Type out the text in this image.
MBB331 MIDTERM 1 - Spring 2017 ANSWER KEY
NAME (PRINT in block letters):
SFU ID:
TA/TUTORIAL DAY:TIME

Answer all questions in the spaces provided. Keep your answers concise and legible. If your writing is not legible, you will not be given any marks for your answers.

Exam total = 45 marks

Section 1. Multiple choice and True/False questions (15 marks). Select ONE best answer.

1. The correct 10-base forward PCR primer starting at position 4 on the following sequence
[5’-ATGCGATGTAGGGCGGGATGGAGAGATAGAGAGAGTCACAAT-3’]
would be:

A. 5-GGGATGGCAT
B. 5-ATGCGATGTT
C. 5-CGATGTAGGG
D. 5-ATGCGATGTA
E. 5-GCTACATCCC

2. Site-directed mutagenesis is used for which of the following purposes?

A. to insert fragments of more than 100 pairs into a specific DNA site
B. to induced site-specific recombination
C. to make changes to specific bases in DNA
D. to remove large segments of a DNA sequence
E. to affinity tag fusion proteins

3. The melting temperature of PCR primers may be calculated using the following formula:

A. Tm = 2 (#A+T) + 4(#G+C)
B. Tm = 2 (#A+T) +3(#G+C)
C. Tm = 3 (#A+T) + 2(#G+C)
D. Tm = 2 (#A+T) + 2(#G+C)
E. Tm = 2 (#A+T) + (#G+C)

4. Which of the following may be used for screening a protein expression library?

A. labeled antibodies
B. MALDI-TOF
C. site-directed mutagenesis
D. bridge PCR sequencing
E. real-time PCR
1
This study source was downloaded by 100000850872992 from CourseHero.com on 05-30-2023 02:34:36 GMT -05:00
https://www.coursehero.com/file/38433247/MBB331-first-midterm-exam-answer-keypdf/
========
» **Instructions to follow**
Retype all of the material. Each line must match exactly.

» **Solution**
Type out the text in this image.
MBB331 MIDTERM 1 - Spring 2017 ANSWER KEY
NAME (PRINT in block letters):
SFU ID:
TA/TUTORIAL DAY:TIME

Answer all questions in the spaces provided. Keep your answers concise and legible. If your writing is not legible, you will not be given any marks for your answers.

Exam total = 45 marks

Section 1. Multiple choice and True/False questions (15 marks). Select ONE best answer.

1. The correct 10-base forward PCR primer starting at position 4 on the following sequence
[5’-ATGCGATGTAGGGCGGGATGGAGAGATAGAGAGAGTCACAAT-3’]
would be:

A. 5-GGGATGGCAT
B. 5-ATGCGATGTT
C. 5-CGATGTAGGG
D. 5-ATGCGATGTA
E. 5-GCTACATCCC

2. Site-directed mutagenesis is used for which of the following purposes?

A. to insert fragments of more than 100 pairs into a specific DNA site
B. to induced site-specific recombination
C. to make changes to specific bases in DNA
D. to remove large segments of a DNA sequence
E. to affinity tag fusion proteins

3. The melting temperature of PCR primers may be calculated using the following formula:

A. Tm = 2 (#A+T) + 4(#G+C)
B. Tm = 2 (#A+T) +3(#G+C)
C. Tm = 3 (#A+T) + 2(#G+C)
D. Tm = 2 (#A+T) + 2(#G+C)
E. Tm = 2 (#A+T) + (#G+C)

4. Which of the following may be used for screening a protein expression library?

A. labeled antibodies
B. MALDI-TOF
C. site-directed mutagenesis
D. bridge PCR sequencing
E. real-time PCR
1
This study source was downloaded by 100000850872992 from CourseHero.com on 05-30-2023 02:34:36 GMT -05:00
https://www.coursehero.com/file/38433247/MBB331-first-midterm-exam-answer-keypdf/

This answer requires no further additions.